*SHORT TASK*: Provide an exact transcription of all the records.

*Extracted records*:
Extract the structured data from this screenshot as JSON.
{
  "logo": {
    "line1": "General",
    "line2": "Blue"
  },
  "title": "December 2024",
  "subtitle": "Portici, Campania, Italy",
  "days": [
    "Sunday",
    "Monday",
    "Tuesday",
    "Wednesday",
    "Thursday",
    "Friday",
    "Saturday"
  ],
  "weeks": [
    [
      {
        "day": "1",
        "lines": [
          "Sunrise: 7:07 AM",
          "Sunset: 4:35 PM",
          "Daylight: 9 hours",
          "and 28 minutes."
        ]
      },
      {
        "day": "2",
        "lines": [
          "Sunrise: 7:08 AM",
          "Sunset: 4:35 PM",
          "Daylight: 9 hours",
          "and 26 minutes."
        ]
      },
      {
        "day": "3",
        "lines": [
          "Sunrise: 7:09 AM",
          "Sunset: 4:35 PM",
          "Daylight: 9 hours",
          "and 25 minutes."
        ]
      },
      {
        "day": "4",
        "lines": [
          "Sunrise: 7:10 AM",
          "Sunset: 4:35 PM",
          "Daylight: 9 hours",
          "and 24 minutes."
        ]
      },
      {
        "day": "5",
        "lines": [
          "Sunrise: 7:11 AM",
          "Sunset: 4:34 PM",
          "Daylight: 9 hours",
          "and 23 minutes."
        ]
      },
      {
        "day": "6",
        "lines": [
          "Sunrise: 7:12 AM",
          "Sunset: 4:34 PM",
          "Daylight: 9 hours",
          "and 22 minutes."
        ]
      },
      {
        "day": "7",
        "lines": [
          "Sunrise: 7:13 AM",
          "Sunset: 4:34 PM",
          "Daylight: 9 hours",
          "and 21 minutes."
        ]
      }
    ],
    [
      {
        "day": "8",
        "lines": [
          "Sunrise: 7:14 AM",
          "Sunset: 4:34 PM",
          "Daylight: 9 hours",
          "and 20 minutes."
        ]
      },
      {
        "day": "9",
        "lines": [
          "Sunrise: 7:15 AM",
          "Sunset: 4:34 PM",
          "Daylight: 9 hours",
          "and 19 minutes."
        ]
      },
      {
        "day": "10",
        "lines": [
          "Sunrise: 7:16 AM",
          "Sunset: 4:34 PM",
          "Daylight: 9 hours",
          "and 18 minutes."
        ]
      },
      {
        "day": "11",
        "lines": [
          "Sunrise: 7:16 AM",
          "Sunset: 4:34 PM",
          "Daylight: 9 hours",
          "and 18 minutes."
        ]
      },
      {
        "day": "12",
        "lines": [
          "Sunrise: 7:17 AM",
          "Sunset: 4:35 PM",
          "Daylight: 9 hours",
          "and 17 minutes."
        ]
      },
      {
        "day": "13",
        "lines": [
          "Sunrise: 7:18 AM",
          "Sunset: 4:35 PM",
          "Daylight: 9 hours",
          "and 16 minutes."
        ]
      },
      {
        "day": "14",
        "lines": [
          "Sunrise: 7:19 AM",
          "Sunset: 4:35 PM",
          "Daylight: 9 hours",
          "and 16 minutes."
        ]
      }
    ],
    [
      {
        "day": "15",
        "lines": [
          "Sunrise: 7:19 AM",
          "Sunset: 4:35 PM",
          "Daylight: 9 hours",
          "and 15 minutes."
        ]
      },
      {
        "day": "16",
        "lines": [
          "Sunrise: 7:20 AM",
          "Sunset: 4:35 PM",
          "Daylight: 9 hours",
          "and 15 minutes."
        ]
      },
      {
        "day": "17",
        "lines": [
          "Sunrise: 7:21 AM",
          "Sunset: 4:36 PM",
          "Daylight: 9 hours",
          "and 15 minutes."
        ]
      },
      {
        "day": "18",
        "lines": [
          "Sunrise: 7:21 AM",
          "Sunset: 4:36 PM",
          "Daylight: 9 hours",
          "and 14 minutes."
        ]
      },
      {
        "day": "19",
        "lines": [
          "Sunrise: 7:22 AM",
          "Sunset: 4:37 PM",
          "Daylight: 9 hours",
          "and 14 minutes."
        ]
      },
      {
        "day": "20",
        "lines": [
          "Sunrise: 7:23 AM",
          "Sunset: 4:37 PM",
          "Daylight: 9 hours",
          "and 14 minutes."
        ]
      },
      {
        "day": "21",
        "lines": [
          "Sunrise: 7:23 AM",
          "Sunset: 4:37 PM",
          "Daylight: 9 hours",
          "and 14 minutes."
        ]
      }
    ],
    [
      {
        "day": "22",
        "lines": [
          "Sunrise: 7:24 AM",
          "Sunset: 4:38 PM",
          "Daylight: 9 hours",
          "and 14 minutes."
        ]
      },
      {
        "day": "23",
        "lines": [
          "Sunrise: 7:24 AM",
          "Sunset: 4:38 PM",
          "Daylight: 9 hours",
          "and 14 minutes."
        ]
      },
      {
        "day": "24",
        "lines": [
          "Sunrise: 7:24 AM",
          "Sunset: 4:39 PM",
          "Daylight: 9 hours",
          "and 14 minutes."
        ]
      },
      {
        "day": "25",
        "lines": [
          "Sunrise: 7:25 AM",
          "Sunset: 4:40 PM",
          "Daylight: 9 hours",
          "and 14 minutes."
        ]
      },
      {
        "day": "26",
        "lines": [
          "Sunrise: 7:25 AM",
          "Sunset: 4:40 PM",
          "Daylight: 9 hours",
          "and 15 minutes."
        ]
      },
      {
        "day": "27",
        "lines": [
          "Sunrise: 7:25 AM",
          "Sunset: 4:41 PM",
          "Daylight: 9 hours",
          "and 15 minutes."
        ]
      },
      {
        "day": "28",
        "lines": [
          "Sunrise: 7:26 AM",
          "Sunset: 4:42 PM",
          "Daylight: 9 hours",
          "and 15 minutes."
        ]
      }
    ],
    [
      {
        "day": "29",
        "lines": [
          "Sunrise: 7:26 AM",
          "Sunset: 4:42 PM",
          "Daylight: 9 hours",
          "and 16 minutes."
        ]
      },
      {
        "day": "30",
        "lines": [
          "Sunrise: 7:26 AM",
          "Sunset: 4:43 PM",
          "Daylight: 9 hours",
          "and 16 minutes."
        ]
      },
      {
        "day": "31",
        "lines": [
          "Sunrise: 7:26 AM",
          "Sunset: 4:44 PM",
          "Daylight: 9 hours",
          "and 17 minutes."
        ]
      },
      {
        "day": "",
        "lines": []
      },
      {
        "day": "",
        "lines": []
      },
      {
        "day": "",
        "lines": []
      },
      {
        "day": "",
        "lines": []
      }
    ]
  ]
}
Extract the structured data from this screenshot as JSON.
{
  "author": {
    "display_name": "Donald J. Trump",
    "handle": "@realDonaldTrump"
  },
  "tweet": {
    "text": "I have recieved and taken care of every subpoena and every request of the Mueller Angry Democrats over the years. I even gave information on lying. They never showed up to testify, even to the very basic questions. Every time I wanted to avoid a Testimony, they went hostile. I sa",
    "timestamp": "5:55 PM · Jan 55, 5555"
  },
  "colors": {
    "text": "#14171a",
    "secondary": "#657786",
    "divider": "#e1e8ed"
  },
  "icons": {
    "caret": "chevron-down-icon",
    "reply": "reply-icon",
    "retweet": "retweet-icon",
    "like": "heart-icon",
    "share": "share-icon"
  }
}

*EXERCISE RESPONSE*:
Extract the structured data from this screenshot as JSON.
{
  "logo": {
    "line1": "General",
    "line2": "Blue"
  },
  "title": "December 2024",
  "subtitle": "Portici, Campania, Italy",
  "days": [
    "Sunday",
    "Monday",
    "Tuesday",
    "Wednesday",
    "Thursday",
    "Friday",
    "Saturday"
  ],
  "weeks": [
    [
      {
        "day": "1",
        "lines": [
          "Sunrise: 7:07 AM",
          "Sunset: 4:35 PM",
          "Daylight: 9 hours",
          "and 28 minutes."
        ]
      },
      {
        "day": "2",
        "lines": [
          "Sunrise: 7:08 AM",
          "Sunset: 4:35 PM",
          "Daylight: 9 hours",
          "and 26 minutes."
        ]
      },
      {
        "day": "3",
        "lines": [
          "Sunrise: 7:09 AM",
          "Sunset: 4:35 PM",
          "Daylight: 9 hours",
          "and 25 minutes."
        ]
      },
      {
        "day": "4",
        "lines": [
          "Sunrise: 7:10 AM",
          "Sunset: 4:35 PM",
          "Daylight: 9 hours",
          "and 24 minutes."
        ]
      },
      {
        "day": "5",
        "lines": [
          "Sunrise: 7:11 AM",
          "Sunset: 4:34 PM",
          "Daylight: 9 hours",
          "and 23 minutes."
        ]
      },
      {
        "day": "6",
        "lines": [
          "Sunrise: 7:12 AM",
          "Sunset: 4:34 PM",
          "Daylight: 9 hours",
          "and 22 minutes."
        ]
      },
      {
        "day": "7",
        "lines": [
          "Sunrise: 7:13 AM",
          "Sunset: 4:34 PM",
          "Daylight: 9 hours",
          "and 21 minutes."
        ]
      }
    ],
    [
      {
        "day": "8",
        "lines": [
          "Sunrise: 7:14 AM",
          "Sunset: 4:34 PM",
          "Daylight: 9 hours",
          "and 20 minutes."
        ]
      },
      {
        "day": "9",
        "lines": [
          "Sunrise: 7:15 AM",
          "Sunset: 4:34 PM",
          "Daylight: 9 hours",
          "and 19 minutes."
        ]
      },
      {
        "day": "10",
        "lines": [
          "Sunrise: 7:16 AM",
          "Sunset: 4:34 PM",
          "Daylight: 9 hours",
          "and 18 minutes."
        ]
      },
      {
        "day": "11",
        "lines": [
          "Sunrise: 7:16 AM",
          "Sunset: 4:34 PM",
          "Daylight: 9 hours",
          "and 18 minutes."
        ]
      },
      {
        "day": "12",
        "lines": [
          "Sunrise: 7:17 AM",
          "Sunset: 4:35 PM",
          "Daylight: 9 hours",
          "and 17 minutes."
        ]
      },
      {
        "day": "13",
        "lines": [
          "Sunrise: 7:18 AM",
          "Sunset: 4:35 PM",
          "Daylight: 9 hours",
          "and 16 minutes."
        ]
      },
      {
        "day": "14",
        "lines": [
          "Sunrise: 7:19 AM",
          "Sunset: 4:35 PM",
          "Daylight: 9 hours",
          "and 16 minutes."
        ]
      }
    ],
    [
      {
        "day": "15",
        "lines": [
          "Sunrise: 7:19 AM",
          "Sunset: 4:35 PM",
          "Daylight: 9 hours",
          "and 15 minutes."
        ]
      },
      {
        "day": "16",
        "lines": [
          "Sunrise: 7:20 AM",
          "Sunset: 4:35 PM",
          "Daylight: 9 hours",
          "and 15 minutes."
        ]
      },
      {
        "day": "17",
        "lines": [
          "Sunrise: 7:21 AM",
          "Sunset: 4:36 PM",
          "Daylight: 9 hours",
          "and 15 minutes."
        ]
      },
      {
        "day": "18",
        "lines": [
          "Sunrise: 7:21 AM",
          "Sunset: 4:36 PM",
          "Daylight: 9 hours",
          "and 14 minutes."
        ]
      },
      {
        "day": "19",
        "lines": [
          "Sunrise: 7:22 AM",
          "Sunset: 4:37 PM",
          "Daylight: 9 hours",
          "and 14 minutes."
        ]
      },
      {
        "day": "20",
        "lines": [
          "Sunrise: 7:23 AM",
          "Sunset: 4:37 PM",
          "Daylight: 9 hours",
          "and 14 minutes."
        ]
      },
      {
        "day": "21",
        "lines": [
          "Sunrise: 7:23 AM",
          "Sunset: 4:37 PM",
          "Daylight: 9 hours",
          "and 14 minutes."
        ]
      }
    ],
    [
      {
        "day": "22",
        "lines": [
          "Sunrise: 7:24 AM",
          "Sunset: 4:38 PM",
          "Daylight: 9 hours",
          "and 14 minutes."
        ]
      },
      {
        "day": "23",
        "lines": [
          "Sunrise: 7:24 AM",
          "Sunset: 4:38 PM",
          "Daylight: 9 hours",
          "and 14 minutes."
        ]
      },
      {
        "day": "24",
        "lines": [
          "Sunrise: 7:24 AM",
          "Sunset: 4:39 PM",
          "Daylight: 9 hours",
          "and 14 minutes."
        ]
      },
      {
        "day": "25",
        "lines": [
          "Sunrise: 7:25 AM",
          "Sunset: 4:40 PM",
          "Daylight: 9 hours",
          "and 14 minutes."
        ]
      },
      {
        "day": "26",
        "lines": [
          "Sunrise: 7:25 AM",
          "Sunset: 4:40 PM",
          "Daylight: 9 hours",
          "and 15 minutes."
        ]
      },
      {
        "day": "27",
        "lines": [
          "Sunrise: 7:25 AM",
          "Sunset: 4:41 PM",
          "Daylight: 9 hours",
          "and 15 minutes."
        ]
      },
      {
        "day": "28",
        "lines": [
          "Sunrise: 7:26 AM",
          "Sunset: 4:42 PM",
          "Daylight: 9 hours",
          "and 15 minutes."
        ]
      }
    ],
    [
      {
        "day": "29",
        "lines": [
          "Sunrise: 7:26 AM",
          "Sunset: 4:42 PM",
          "Daylight: 9 hours",
          "and 16 minutes."
        ]
      },
      {
        "day": "30",
        "lines": [
          "Sunrise: 7:26 AM",
          "Sunset: 4:43 PM",
          "Daylight: 9 hours",
          "and 16 minutes."
        ]
      },
      {
        "day": "31",
        "lines": [
          "Sunrise: 7:26 AM",
          "Sunset: 4:44 PM",
          "Daylight: 9 hours",
          "and 17 minutes."
        ]
      },
      {
        "day": "",
        "lines": []
      },
      {
        "day": "",
        "lines": []
      },
      {
        "day": "",
        "lines": []
      },
      {
        "day": "",
        "lines": []
      }
    ]
  ]
}
Extract the structured data from this screenshot as JSON.
{
  "author": {
    "display_name": "Donald J. Trump",
    "handle": "@realDonaldTrump"
  },
  "tweet": {
    "text": "I have recieved and taken care of every subpoena and every request of the Mueller Angry Democrats over the years. I even gave information on lying. They never showed up to testify, even to the very basic questions. Every time I wanted to avoid a Testimony, they went hostile. I sa",
    "timestamp": "5:55 PM · Jan 55, 5555"
  },
  "colors": {
    "text": "#14171a",
    "secondary": "#657786",
    "divider": "#e1e8ed"
  },
  "icons": {
    "caret": "chevron-down-icon",
    "reply": "reply-icon",
    "retweet": "retweet-icon",
    "like": "heart-icon",
    "share": "share-icon"
  }
}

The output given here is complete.